### STATED GOAL
Provide an exact transcription of all the records.

### DATASET RECORDS
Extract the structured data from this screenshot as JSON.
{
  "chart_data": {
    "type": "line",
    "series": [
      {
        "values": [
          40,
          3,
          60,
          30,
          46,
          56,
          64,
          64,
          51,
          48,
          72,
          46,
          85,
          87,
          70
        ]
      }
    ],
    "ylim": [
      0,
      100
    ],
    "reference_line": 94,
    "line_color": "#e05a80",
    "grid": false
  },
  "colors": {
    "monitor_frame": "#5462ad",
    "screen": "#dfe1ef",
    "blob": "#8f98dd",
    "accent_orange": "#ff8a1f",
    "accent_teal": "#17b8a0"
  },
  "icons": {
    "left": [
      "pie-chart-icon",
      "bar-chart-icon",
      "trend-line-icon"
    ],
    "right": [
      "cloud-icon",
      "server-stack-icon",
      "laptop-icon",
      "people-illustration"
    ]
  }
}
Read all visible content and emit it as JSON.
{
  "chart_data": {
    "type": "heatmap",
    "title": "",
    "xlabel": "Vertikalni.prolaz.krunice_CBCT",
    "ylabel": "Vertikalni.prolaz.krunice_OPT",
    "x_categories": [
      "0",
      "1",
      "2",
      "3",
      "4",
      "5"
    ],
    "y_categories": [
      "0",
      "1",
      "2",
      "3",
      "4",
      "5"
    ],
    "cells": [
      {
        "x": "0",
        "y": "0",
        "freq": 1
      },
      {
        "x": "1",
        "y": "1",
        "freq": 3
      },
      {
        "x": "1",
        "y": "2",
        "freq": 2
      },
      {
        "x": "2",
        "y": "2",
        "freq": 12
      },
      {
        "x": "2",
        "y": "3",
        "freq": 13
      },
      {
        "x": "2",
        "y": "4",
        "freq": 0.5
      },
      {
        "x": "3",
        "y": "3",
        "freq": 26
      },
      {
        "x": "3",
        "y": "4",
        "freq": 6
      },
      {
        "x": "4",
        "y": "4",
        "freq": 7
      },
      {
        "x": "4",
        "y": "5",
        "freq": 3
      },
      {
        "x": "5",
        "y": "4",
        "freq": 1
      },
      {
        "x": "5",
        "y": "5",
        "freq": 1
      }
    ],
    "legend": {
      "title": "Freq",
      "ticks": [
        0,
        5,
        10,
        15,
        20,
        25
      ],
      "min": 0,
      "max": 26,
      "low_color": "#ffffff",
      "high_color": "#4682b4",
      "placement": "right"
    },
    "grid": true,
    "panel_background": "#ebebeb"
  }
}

### COMPLETED EXERCISE
Extract the structured data from this screenshot as JSON.
{
  "chart_data": {
    "type": "line",
    "series": [
      {
        "values": [
          40,
          3,
          60,
          30,
          46,
          56,
          64,
          64,
          51,
          48,
          72,
          46,
          85,
          87,
          70
        ]
      }
    ],
    "ylim": [
      0,
      100
    ],
    "reference_line": 94,
    "line_color": "#e05a80",
    "grid": false
  },
  "colors": {
    "monitor_frame": "#5462ad",
    "screen": "#dfe1ef",
    "blob": "#8f98dd",
    "accent_orange": "#ff8a1f",
    "accent_teal": "#17b8a0"
  },
  "icons": {
    "left": [
      "pie-chart-icon",
      "bar-chart-icon",
      "trend-line-icon"
    ],
    "right": [
      "cloud-icon",
      "server-stack-icon",
      "laptop-icon",
      "people-illustration"
    ]
  }
}
Read all visible content and emit it as JSON.
{
  "chart_data": {
    "type": "heatmap",
    "title": "",
    "xlabel": "Vertikalni.prolaz.krunice_CBCT",
    "ylabel": "Vertikalni.prolaz.krunice_OPT",
    "x_categories": [
      "0",
      "1",
      "2",
      "3",
      "4",
      "5"
    ],
    "y_categories": [
      "0",
      "1",
      "2",
      "3",
      "4",
      "5"
    ],
    "cells": [
      {
        "x": "0",
        "y": "0",
        "freq": 1
      },
      {
        "x": "1",
        "y": "1",
        "freq": 3
      },
      {
        "x": "1",
        "y": "2",
        "freq": 2
      },
      {
        "x": "2",
        "y": "2",
        "freq": 12
      },
      {
        "x": "2",
        "y": "3",
        "freq": 13
      },
      {
        "x": "2",
        "y": "4",
        "freq": 0.5
      },
      {
        "x": "3",
        "y": "3",
        "freq": 26
      },
      {
        "x": "3",
        "y": "4",
        "freq": 6
      },
      {
        "x": "4",
        "y": "4",
        "freq": 7
      },
      {
        "x": "4",
        "y": "5",
        "freq": 3
      },
      {
        "x": "5",
        "y": "4",
        "freq": 1
      },
      {
        "x": "5",
        "y": "5",
        "freq": 1
      }
    ],
    "legend": {
      "title": "Freq",
      "ticks": [
        0,
        5,
        10,
        15,
        20,
        25
      ],
      "min": 0,
      "max": 26,
      "low_color": "#ffffff",
      "high_color": "#4682b4",
      "placement": "right"
    },
    "grid": true,
    "panel_background": "#ebebeb"
  }
}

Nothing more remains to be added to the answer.